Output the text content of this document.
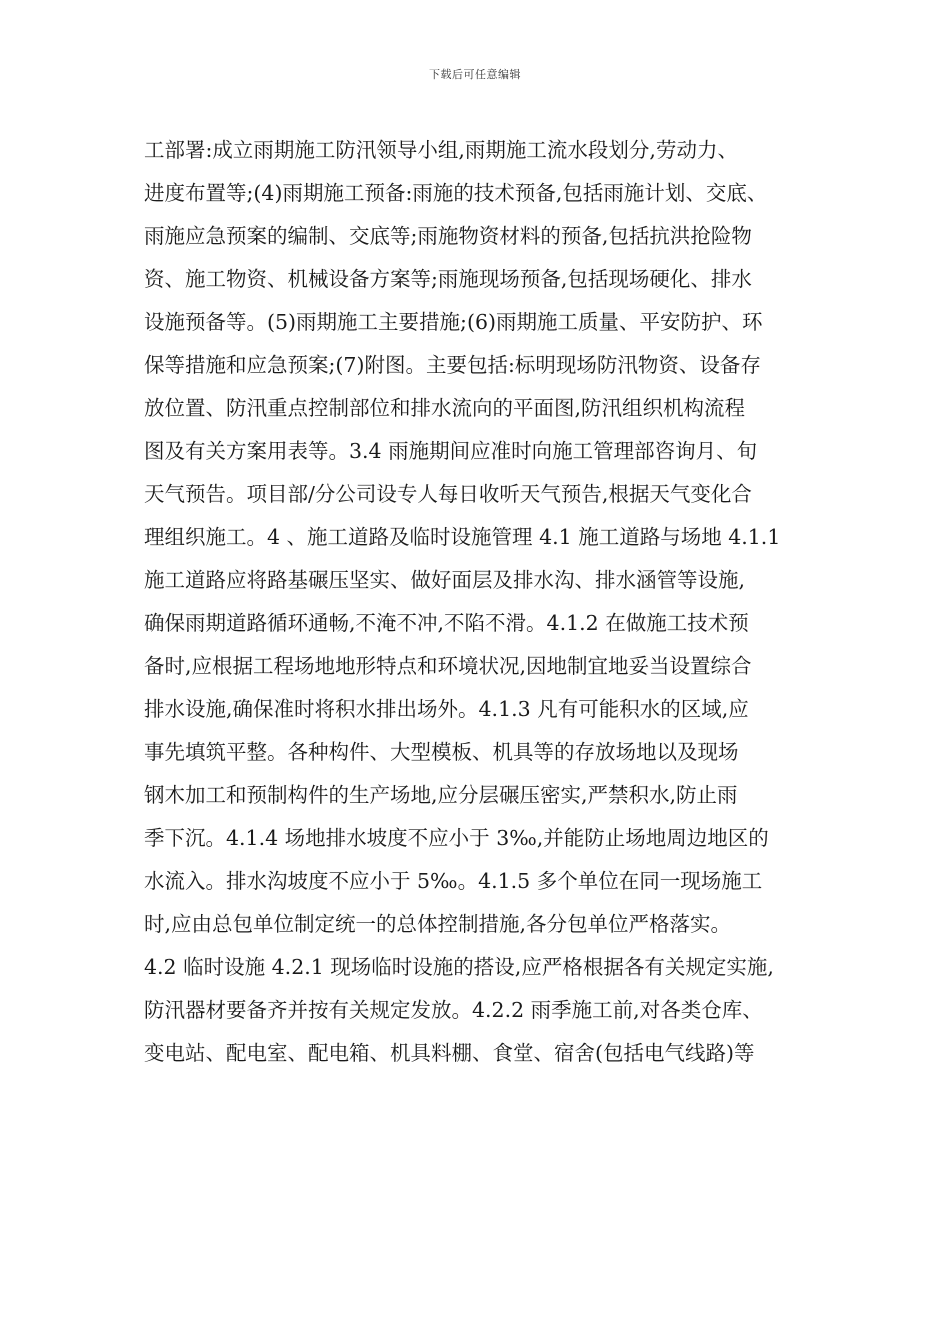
下载后可任意编辑
工部署:成立雨期施工防汛领导小组,雨期施工流水段划分,劳动力、
进度布置等;(4)雨期施工预备:雨施的技术预备,包括雨施计划、交底、
雨施应急预案的编制、交底等;雨施物资材料的预备,包括抗洪抢险物
资、施工物资、机械设备方案等;雨施现场预备,包括现场硬化、排水
设施预备等。(5)雨期施工主要措施;(6)雨期施工质量、平安防护、环
保等措施和应急预案;(7)附图。主要包括:标明现场防汛物资、设备存
放位置、防汛重点控制部位和排水流向的平面图,防汛组织机构流程
图及有关方案用表等。3.4 雨施期间应准时向施工管理部咨询月、旬
天气预告。项目部/分公司设专人每日收听天气预告,根据天气变化合
理组织施工。4 、施工道路及临时设施管理 4.1 施工道路与场地 4.1.1
施工道路应将路基碾压坚实、做好面层及排水沟、排水涵管等设施,
确保雨期道路循环通畅,不淹不冲,不陷不滑。4.1.2 在做施工技术预
备时,应根据工程场地地形特点和环境状况,因地制宜地妥当设置综合
排水设施,确保准时将积水排出场外。4.1.3 凡有可能积水的区域,应
事先填筑平整。各种构件、大型模板、机具等的存放场地以及现场
钢木加工和预制构件的生产场地,应分层碾压密实,严禁积水,防止雨
季下沉。4.1.4 场地排水坡度不应小于 3‰,并能防止场地周边地区的
水流入。排水沟坡度不应小于 5‰。4.1.5 多个单位在同一现场施工
时,应由总包单位制定统一的总体控制措施,各分包单位严格落实。
4.2 临时设施 4.2.1 现场临时设施的搭设,应严格根据各有关规定实施,
防汛器材要备齐并按有关规定发放。4.2.2 雨季施工前,对各类仓库、
变电站、配电室、配电箱、机具料棚、食堂、宿舍(包括电气线路)等
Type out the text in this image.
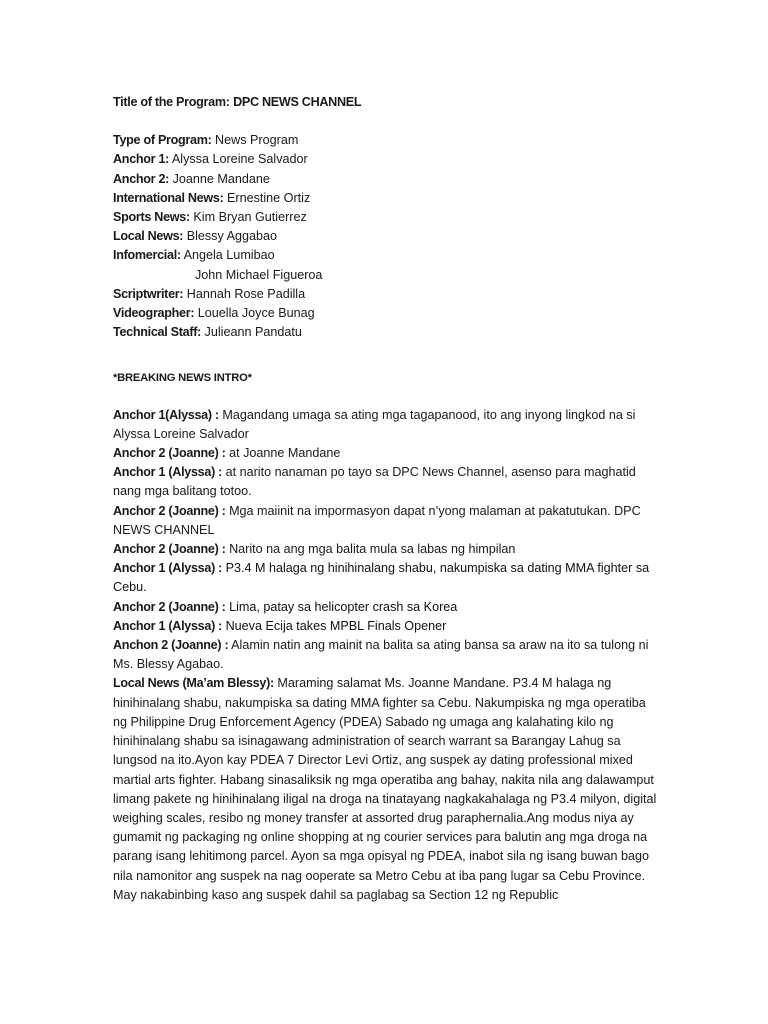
Title of the Program: DPC NEWS CHANNEL

Type of Program: News Program

Anchor 1: Alyssa Loreine Salvador

Anchor 2: Joanne Mandane

International News: Ernestine Ortiz

Sports News: Kim Bryan Gutierrez

Local News: Blessy Aggabao

Infomercial: Angela Lumibao

John Michael Figueroa

Scriptwriter: Hannah Rose Padilla

Videographer: Louella Joyce Bunag

Technical Staff: Julieann Pandatu

*BREAKING NEWS INTRO*

Anchor 1(Alyssa) : Magandang umaga sa ating mga tagapanood, ito ang inyong lingkod na si Alyssa Loreine Salvador

Anchor 2 (Joanne) : at Joanne Mandane

Anchor 1 (Alyssa) : at narito nanaman po tayo sa DPC News Channel, asenso para maghatid nang mga balitang totoo.

Anchor 2 (Joanne) : Mga maiinit na impormasyon dapat n’yong malaman at pakatutukan. DPC NEWS CHANNEL

Anchor 2 (Joanne) : Narito na ang mga balita mula sa labas ng himpilan

Anchor 1 (Alyssa) : P3.4 M halaga ng hinihinalang shabu, nakumpiska sa dating MMA fighter sa Cebu.

Anchor 2 (Joanne) : Lima, patay sa helicopter crash sa Korea

Anchor 1 (Alyssa) : Nueva Ecija takes MPBL Finals Opener

Anchon 2 (Joanne) : Alamin natin ang mainit na balita sa ating bansa sa araw na ito sa tulong ni Ms. Blessy Agabao.

Local News (Ma’am Blessy): Maraming salamat Ms. Joanne Mandane. P3.4 M halaga ng hinihinalang shabu, nakumpiska sa dating MMA fighter sa Cebu. Nakumpiska ng mga operatiba ng Philippine Drug Enforcement Agency (PDEA) Sabado ng umaga ang kalahating kilo ng hinihinalang shabu sa isinagawang administration of search warrant sa Barangay Lahug sa lungsod na ito.Ayon kay PDEA 7 Director Levi Ortiz, ang suspek ay dating professional mixed martial arts fighter. Habang sinasaliksik ng mga operatiba ang bahay, nakita nila ang dalawamput limang pakete ng hinihinalang iligal na droga na tinatayang nagkakahalaga ng P3.4 milyon, digital weighing scales, resibo ng money transfer at assorted drug paraphernalia.Ang modus niya ay gumamit ng packaging ng online shopping at ng courier services para balutin ang mga droga na parang isang lehitimong parcel. Ayon sa mga opisyal ng PDEA, inabot sila ng isang buwan bago nila namonitor ang suspek na nag ooperate sa Metro Cebu at iba pang lugar sa Cebu Province. May nakabinbing kaso ang suspek dahil sa paglabag sa Section 12 ng Republic
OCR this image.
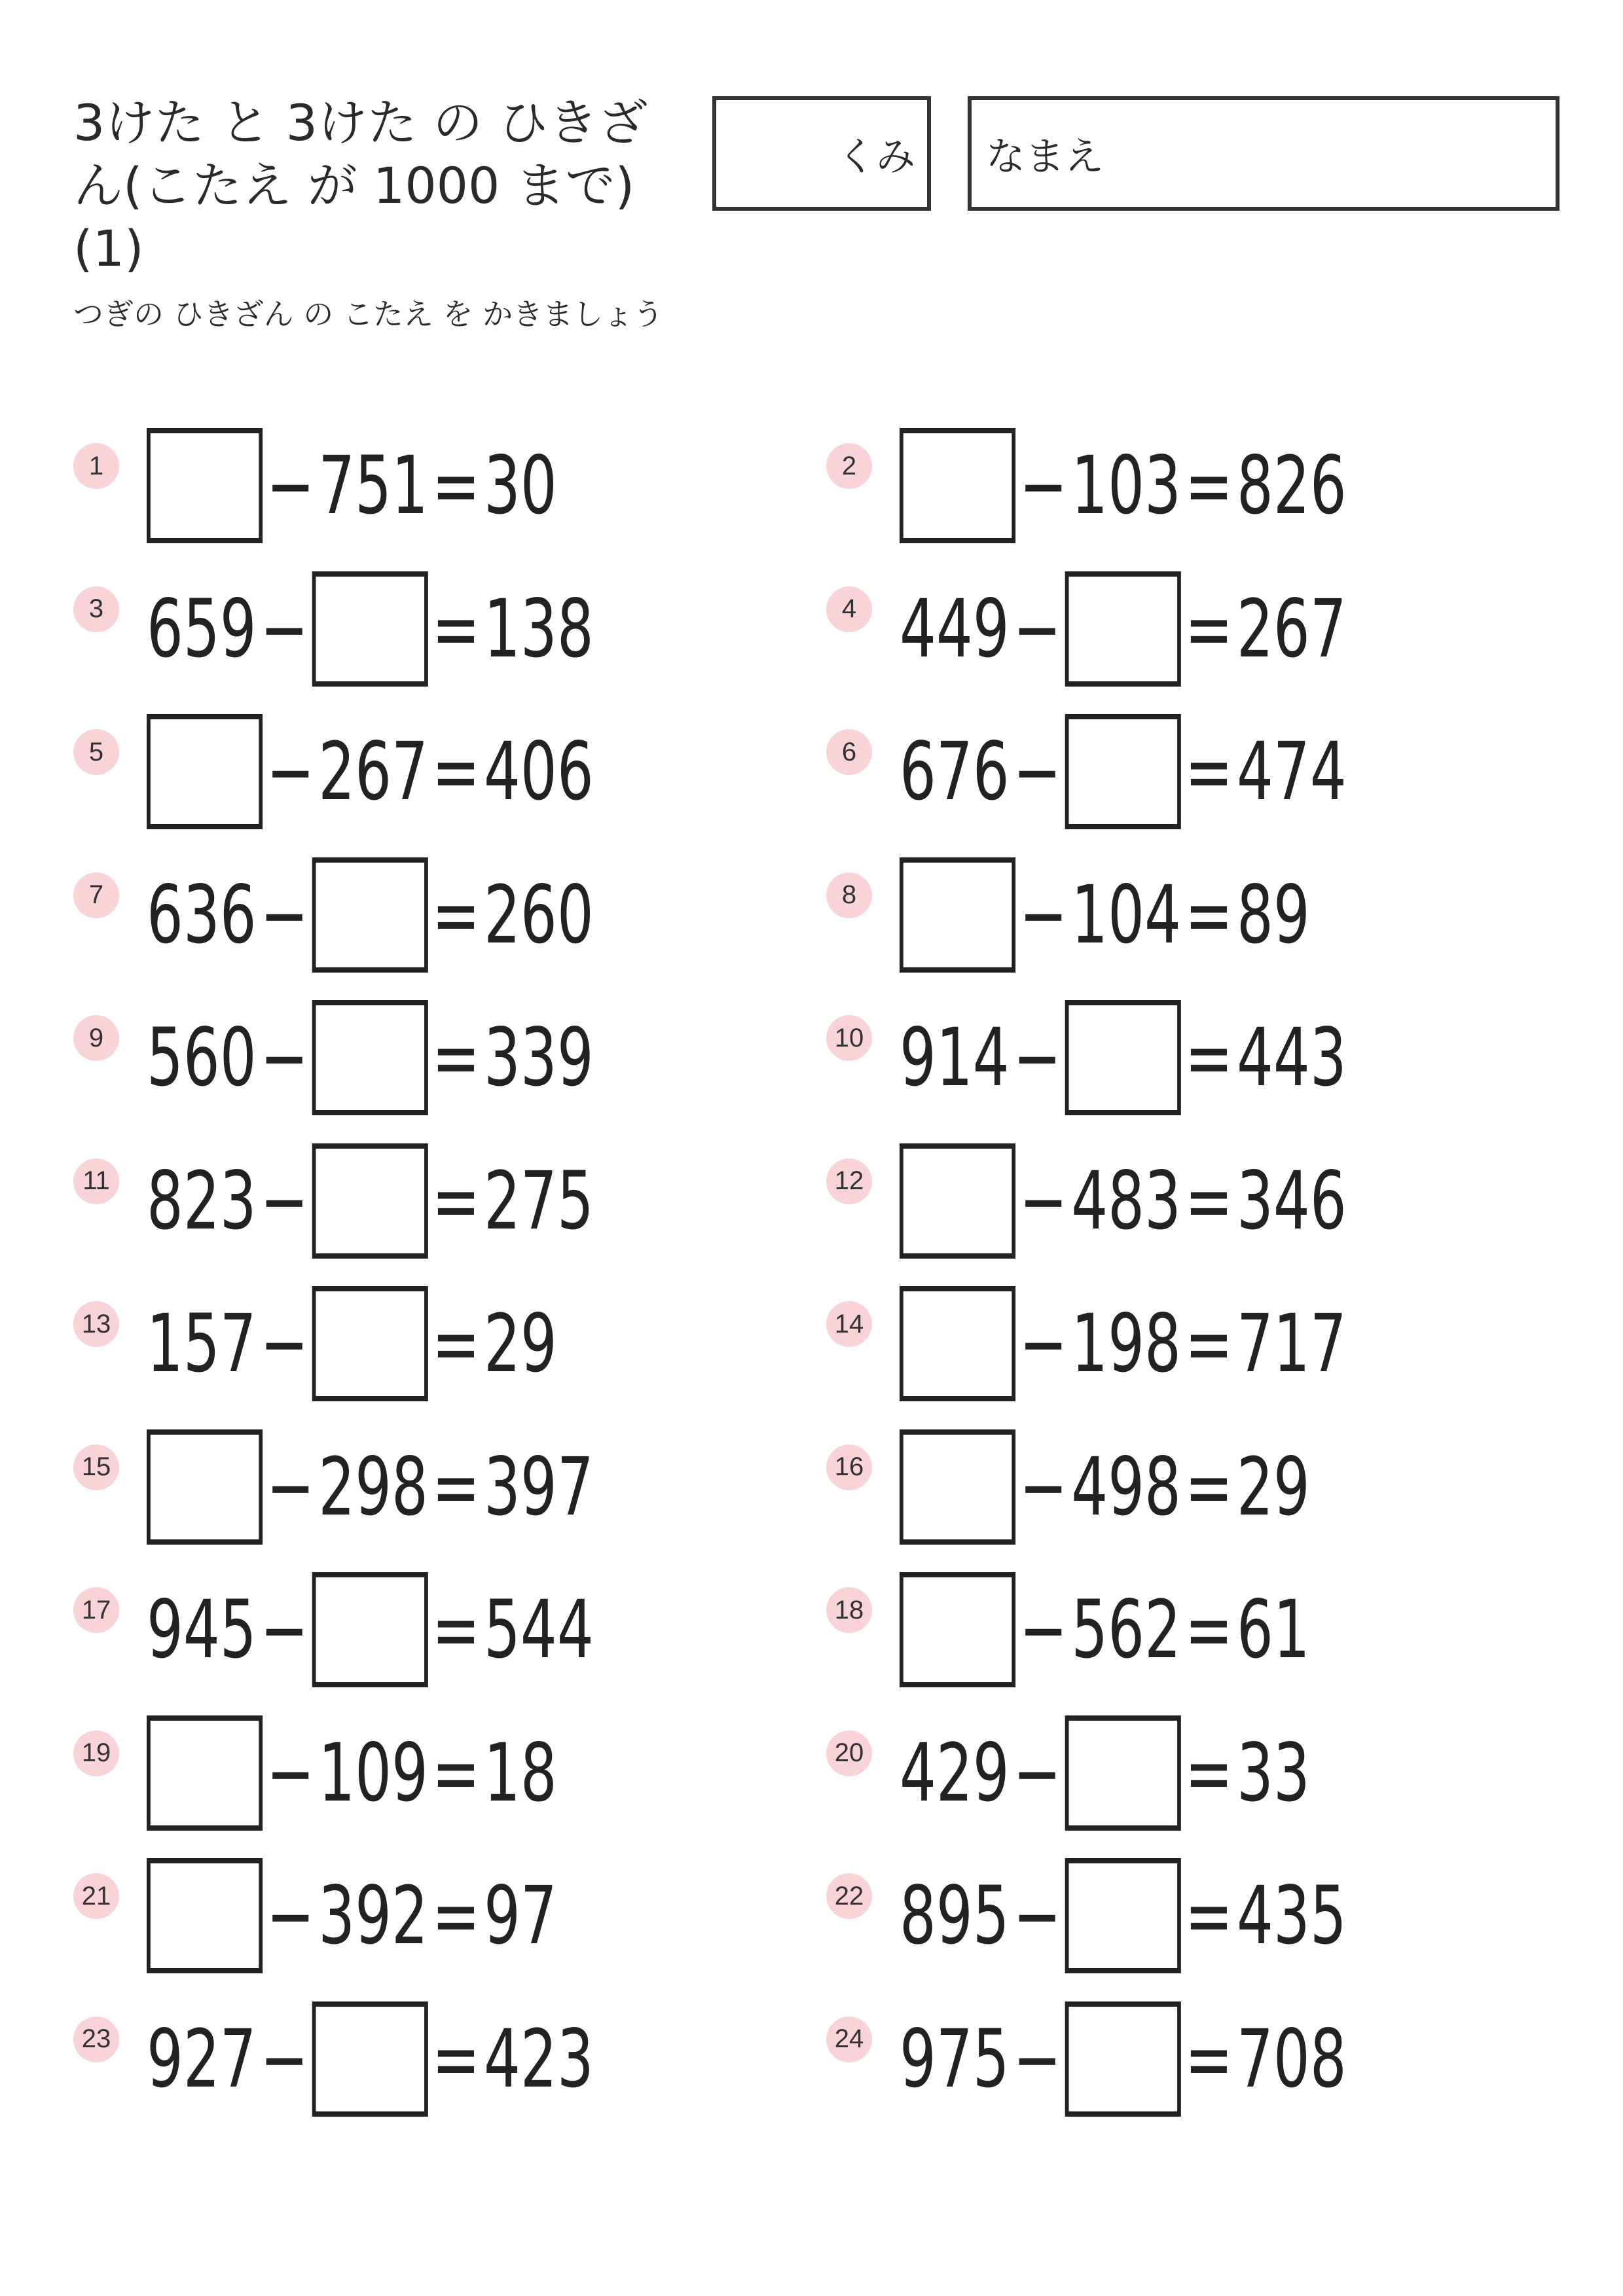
3けた と 3けた の ひきざん(こたえ が 1000 まで)(1)
つぎの ひきざん の こたえ を かきましょう
くみ なまえ
1 − 751 = 30	2 − 103 = 826
3 659 − = 138	4 449 − = 267
5 − 267 = 406	6 676 − = 474
7 636 − = 260	8 − 104 = 89
9 560 − = 339	10 914 − = 443
11 823 − = 275	12 − 483 = 346
13 157 − = 29	14 − 198 = 717
15 − 298 = 397	16 − 498 = 29
17 945 − = 544	18 − 562 = 61
19 − 109 = 18	20 429 − = 33
21 − 392 = 97	22 895 − = 435
23 927 − = 423	24 975 − = 708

TASK STATEMENT: Copy each line that holds the word "Program".

RESULT FOR THIS EXERCISE:
Title of the Program: DPC NEWS CHANNEL
Type of Program: News Program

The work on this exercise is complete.